◆ **Challenge**
Provide nothing but the number of lines containing the string "axis".

========

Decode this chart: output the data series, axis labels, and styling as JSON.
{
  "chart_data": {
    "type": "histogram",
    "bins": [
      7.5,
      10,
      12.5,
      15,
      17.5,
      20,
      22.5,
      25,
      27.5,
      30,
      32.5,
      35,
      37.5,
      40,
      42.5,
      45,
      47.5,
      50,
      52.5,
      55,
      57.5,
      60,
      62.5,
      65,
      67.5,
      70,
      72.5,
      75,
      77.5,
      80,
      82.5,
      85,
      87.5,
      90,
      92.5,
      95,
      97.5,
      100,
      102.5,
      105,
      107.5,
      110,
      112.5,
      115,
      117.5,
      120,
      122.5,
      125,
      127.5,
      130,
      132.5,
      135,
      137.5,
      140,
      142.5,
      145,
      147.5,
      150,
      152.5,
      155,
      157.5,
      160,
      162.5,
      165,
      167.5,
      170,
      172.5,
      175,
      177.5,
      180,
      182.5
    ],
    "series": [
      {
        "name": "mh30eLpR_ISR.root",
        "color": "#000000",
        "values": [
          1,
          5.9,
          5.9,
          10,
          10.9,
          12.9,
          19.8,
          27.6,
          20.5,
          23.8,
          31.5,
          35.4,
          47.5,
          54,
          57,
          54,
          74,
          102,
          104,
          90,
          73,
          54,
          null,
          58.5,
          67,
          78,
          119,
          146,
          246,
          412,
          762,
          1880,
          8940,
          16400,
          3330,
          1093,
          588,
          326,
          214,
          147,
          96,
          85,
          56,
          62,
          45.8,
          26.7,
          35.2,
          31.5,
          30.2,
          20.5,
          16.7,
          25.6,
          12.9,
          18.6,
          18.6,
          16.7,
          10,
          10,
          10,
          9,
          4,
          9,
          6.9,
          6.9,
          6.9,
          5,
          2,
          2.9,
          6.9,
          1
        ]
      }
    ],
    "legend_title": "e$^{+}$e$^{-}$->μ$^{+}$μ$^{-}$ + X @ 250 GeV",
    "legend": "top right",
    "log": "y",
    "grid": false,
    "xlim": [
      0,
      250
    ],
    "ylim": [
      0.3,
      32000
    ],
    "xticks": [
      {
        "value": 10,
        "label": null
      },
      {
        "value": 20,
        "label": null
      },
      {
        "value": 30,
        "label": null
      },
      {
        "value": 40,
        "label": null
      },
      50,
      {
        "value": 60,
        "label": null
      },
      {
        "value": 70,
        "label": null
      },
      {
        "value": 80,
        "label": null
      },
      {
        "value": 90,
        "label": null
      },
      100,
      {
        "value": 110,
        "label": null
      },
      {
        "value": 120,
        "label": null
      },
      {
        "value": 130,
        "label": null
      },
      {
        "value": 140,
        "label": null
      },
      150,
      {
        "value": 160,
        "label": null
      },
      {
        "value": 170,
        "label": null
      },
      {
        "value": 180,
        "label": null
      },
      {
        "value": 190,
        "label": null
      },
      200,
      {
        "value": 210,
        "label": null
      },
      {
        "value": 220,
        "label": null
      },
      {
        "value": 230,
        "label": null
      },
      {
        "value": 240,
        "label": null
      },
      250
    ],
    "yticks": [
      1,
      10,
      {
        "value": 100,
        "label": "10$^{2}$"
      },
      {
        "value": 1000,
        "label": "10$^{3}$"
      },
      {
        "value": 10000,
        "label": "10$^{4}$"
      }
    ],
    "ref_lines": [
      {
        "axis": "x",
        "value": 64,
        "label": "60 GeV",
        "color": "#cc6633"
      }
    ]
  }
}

========

◆ **Written answer**
2